Scan the listing below for the word "加强自身廉政建设" and state how many lines hold it. Write nothing but the number.

» **The records**:
## start
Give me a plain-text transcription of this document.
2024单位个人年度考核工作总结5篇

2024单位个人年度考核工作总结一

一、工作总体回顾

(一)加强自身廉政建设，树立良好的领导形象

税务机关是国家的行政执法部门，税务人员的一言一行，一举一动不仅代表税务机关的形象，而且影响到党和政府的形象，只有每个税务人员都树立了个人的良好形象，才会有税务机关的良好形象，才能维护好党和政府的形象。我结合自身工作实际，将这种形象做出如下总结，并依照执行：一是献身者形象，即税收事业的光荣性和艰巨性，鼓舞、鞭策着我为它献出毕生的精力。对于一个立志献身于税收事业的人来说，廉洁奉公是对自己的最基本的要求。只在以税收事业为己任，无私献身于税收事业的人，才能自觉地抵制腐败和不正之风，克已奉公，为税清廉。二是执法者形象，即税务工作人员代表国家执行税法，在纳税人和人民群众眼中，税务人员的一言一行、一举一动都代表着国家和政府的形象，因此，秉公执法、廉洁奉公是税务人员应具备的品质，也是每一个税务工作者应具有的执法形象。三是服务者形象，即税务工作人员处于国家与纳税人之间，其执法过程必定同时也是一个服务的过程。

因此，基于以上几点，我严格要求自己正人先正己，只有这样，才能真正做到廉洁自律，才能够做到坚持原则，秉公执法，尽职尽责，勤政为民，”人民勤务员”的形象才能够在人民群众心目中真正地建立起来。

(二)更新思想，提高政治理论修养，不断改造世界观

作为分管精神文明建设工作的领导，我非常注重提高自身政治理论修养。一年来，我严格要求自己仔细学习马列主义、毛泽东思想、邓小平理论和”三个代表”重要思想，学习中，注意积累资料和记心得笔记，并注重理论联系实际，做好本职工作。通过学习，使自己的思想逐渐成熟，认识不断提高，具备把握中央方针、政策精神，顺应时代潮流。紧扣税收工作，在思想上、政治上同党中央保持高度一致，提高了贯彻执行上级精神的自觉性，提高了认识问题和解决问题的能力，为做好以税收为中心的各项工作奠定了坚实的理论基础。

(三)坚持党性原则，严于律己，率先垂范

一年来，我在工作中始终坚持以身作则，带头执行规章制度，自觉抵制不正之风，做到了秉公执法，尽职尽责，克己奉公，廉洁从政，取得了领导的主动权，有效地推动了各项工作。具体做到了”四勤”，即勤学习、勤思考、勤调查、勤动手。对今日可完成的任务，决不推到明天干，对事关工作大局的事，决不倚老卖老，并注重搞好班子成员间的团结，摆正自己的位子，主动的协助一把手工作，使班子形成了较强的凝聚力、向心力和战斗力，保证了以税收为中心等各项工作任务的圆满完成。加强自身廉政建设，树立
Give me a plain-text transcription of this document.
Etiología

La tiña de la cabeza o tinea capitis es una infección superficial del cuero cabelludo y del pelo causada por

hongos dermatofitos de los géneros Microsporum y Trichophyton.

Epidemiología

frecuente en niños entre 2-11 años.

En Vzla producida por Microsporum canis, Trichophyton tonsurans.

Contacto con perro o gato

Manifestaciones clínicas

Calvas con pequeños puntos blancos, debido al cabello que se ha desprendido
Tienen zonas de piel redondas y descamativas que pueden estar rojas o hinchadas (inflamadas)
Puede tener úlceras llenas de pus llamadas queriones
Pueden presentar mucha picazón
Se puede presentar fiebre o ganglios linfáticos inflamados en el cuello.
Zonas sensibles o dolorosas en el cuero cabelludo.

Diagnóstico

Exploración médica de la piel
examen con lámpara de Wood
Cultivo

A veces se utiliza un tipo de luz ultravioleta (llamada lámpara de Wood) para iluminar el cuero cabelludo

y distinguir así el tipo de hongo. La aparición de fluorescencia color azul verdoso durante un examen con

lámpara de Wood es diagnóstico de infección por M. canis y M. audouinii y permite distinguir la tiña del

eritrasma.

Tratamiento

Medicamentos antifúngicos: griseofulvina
## end
» **Answer below**:
2